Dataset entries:
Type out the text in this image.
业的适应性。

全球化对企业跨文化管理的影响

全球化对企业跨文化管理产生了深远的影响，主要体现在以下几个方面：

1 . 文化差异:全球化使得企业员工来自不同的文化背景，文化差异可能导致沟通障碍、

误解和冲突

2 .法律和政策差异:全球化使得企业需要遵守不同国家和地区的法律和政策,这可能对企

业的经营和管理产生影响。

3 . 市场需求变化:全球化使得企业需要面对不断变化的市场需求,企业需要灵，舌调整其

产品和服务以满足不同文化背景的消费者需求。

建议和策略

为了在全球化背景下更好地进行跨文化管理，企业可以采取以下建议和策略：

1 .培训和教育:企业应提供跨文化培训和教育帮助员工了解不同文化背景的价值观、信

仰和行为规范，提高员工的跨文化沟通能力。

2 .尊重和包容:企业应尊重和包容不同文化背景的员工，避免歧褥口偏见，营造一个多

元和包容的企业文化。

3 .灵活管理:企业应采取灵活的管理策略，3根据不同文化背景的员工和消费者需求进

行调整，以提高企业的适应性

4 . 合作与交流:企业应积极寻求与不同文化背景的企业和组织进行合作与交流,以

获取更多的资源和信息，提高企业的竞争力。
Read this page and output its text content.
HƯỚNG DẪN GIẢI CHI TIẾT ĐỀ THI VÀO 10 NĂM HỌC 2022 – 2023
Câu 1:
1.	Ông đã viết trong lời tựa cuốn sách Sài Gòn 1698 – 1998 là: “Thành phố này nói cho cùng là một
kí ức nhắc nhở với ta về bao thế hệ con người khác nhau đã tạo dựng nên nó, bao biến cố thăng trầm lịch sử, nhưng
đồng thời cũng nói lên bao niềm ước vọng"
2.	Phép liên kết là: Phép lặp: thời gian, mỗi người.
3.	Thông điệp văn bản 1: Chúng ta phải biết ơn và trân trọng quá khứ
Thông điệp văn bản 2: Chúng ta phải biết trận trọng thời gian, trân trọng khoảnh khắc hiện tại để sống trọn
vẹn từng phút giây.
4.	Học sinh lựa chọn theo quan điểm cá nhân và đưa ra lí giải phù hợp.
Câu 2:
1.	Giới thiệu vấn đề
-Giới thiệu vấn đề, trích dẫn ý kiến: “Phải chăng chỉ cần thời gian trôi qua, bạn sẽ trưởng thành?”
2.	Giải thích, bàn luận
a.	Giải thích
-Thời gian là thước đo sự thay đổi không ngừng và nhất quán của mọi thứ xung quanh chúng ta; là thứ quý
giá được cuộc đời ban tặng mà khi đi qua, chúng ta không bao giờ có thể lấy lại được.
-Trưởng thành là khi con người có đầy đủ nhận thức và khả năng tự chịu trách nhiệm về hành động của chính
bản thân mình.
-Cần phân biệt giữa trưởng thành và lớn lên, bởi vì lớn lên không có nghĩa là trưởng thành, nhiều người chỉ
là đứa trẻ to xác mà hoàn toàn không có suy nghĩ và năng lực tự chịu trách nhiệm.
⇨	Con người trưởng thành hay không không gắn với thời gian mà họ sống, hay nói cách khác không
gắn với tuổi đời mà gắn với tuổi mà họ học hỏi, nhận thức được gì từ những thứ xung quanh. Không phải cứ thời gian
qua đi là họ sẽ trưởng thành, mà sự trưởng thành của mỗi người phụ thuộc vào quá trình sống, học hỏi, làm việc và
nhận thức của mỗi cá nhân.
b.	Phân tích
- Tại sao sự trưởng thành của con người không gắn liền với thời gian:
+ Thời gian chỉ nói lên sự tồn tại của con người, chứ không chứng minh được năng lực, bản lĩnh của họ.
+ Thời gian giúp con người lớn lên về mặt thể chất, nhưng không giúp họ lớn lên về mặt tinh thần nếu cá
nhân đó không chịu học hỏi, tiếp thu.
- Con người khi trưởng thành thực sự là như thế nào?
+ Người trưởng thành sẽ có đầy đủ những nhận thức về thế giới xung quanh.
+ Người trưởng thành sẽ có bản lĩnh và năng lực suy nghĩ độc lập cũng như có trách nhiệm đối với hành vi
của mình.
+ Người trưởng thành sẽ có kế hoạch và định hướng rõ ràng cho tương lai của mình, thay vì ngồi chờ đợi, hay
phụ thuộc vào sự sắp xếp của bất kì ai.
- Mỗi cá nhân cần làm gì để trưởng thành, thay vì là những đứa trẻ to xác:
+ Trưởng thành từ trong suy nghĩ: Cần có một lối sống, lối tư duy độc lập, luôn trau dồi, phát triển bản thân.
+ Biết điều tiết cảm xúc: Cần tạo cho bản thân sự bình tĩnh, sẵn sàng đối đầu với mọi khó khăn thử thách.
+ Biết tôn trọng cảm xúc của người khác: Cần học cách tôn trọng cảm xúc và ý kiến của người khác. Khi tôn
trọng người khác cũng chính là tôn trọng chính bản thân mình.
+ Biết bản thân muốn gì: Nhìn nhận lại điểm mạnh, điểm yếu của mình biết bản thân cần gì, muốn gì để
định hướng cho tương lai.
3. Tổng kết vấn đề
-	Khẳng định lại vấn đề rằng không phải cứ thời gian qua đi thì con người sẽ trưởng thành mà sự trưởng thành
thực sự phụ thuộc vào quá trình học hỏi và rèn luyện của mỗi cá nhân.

_Problem statement_
Print all the data exactly.

_Worked answer_
Type out the text in this image.
业的适应性。

全球化对企业跨文化管理的影响

全球化对企业跨文化管理产生了深远的影响，主要体现在以下几个方面：

1 . 文化差异:全球化使得企业员工来自不同的文化背景，文化差异可能导致沟通障碍、

误解和冲突

2 .法律和政策差异:全球化使得企业需要遵守不同国家和地区的法律和政策,这可能对企

业的经营和管理产生影响。

3 . 市场需求变化:全球化使得企业需要面对不断变化的市场需求,企业需要灵，舌调整其

产品和服务以满足不同文化背景的消费者需求。

建议和策略

为了在全球化背景下更好地进行跨文化管理，企业可以采取以下建议和策略：

1 .培训和教育:企业应提供跨文化培训和教育帮助员工了解不同文化背景的价值观、信

仰和行为规范，提高员工的跨文化沟通能力。

2 .尊重和包容:企业应尊重和包容不同文化背景的员工，避免歧褥口偏见，营造一个多

元和包容的企业文化。

3 .灵活管理:企业应采取灵活的管理策略，3根据不同文化背景的员工和消费者需求进

行调整，以提高企业的适应性

4 . 合作与交流:企业应积极寻求与不同文化背景的企业和组织进行合作与交流,以

获取更多的资源和信息，提高企业的竞争力。
Read this page and output its text content.
HƯỚNG DẪN GIẢI CHI TIẾT ĐỀ THI VÀO 10 NĂM HỌC 2022 – 2023
Câu 1:
1.	Ông đã viết trong lời tựa cuốn sách Sài Gòn 1698 – 1998 là: “Thành phố này nói cho cùng là một
kí ức nhắc nhở với ta về bao thế hệ con người khác nhau đã tạo dựng nên nó, bao biến cố thăng trầm lịch sử, nhưng
đồng thời cũng nói lên bao niềm ước vọng"
2.	Phép liên kết là: Phép lặp: thời gian, mỗi người.
3.	Thông điệp văn bản 1: Chúng ta phải biết ơn và trân trọng quá khứ
Thông điệp văn bản 2: Chúng ta phải biết trận trọng thời gian, trân trọng khoảnh khắc hiện tại để sống trọn
vẹn từng phút giây.
4.	Học sinh lựa chọn theo quan điểm cá nhân và đưa ra lí giải phù hợp.
Câu 2:
1.	Giới thiệu vấn đề
-Giới thiệu vấn đề, trích dẫn ý kiến: “Phải chăng chỉ cần thời gian trôi qua, bạn sẽ trưởng thành?”
2.	Giải thích, bàn luận
a.	Giải thích
-Thời gian là thước đo sự thay đổi không ngừng và nhất quán của mọi thứ xung quanh chúng ta; là thứ quý
giá được cuộc đời ban tặng mà khi đi qua, chúng ta không bao giờ có thể lấy lại được.
-Trưởng thành là khi con người có đầy đủ nhận thức và khả năng tự chịu trách nhiệm về hành động của chính
bản thân mình.
-Cần phân biệt giữa trưởng thành và lớn lên, bởi vì lớn lên không có nghĩa là trưởng thành, nhiều người chỉ
là đứa trẻ to xác mà hoàn toàn không có suy nghĩ và năng lực tự chịu trách nhiệm.
⇨	Con người trưởng thành hay không không gắn với thời gian mà họ sống, hay nói cách khác không
gắn với tuổi đời mà gắn với tuổi mà họ học hỏi, nhận thức được gì từ những thứ xung quanh. Không phải cứ thời gian
qua đi là họ sẽ trưởng thành, mà sự trưởng thành của mỗi người phụ thuộc vào quá trình sống, học hỏi, làm việc và
nhận thức của mỗi cá nhân.
b.	Phân tích
- Tại sao sự trưởng thành của con người không gắn liền với thời gian:
+ Thời gian chỉ nói lên sự tồn tại của con người, chứ không chứng minh được năng lực, bản lĩnh của họ.
+ Thời gian giúp con người lớn lên về mặt thể chất, nhưng không giúp họ lớn lên về mặt tinh thần nếu cá
nhân đó không chịu học hỏi, tiếp thu.
- Con người khi trưởng thành thực sự là như thế nào?
+ Người trưởng thành sẽ có đầy đủ những nhận thức về thế giới xung quanh.
+ Người trưởng thành sẽ có bản lĩnh và năng lực suy nghĩ độc lập cũng như có trách nhiệm đối với hành vi
của mình.
+ Người trưởng thành sẽ có kế hoạch và định hướng rõ ràng cho tương lai của mình, thay vì ngồi chờ đợi, hay
phụ thuộc vào sự sắp xếp của bất kì ai.
- Mỗi cá nhân cần làm gì để trưởng thành, thay vì là những đứa trẻ to xác:
+ Trưởng thành từ trong suy nghĩ: Cần có một lối sống, lối tư duy độc lập, luôn trau dồi, phát triển bản thân.
+ Biết điều tiết cảm xúc: Cần tạo cho bản thân sự bình tĩnh, sẵn sàng đối đầu với mọi khó khăn thử thách.
+ Biết tôn trọng cảm xúc của người khác: Cần học cách tôn trọng cảm xúc và ý kiến của người khác. Khi tôn
trọng người khác cũng chính là tôn trọng chính bản thân mình.
+ Biết bản thân muốn gì: Nhìn nhận lại điểm mạnh, điểm yếu của mình biết bản thân cần gì, muốn gì để
định hướng cho tương lai.
3. Tổng kết vấn đề
-	Khẳng định lại vấn đề rằng không phải cứ thời gian qua đi thì con người sẽ trưởng thành mà sự trưởng thành
thực sự phụ thuộc vào quá trình học hỏi và rèn luyện của mỗi cá nhân.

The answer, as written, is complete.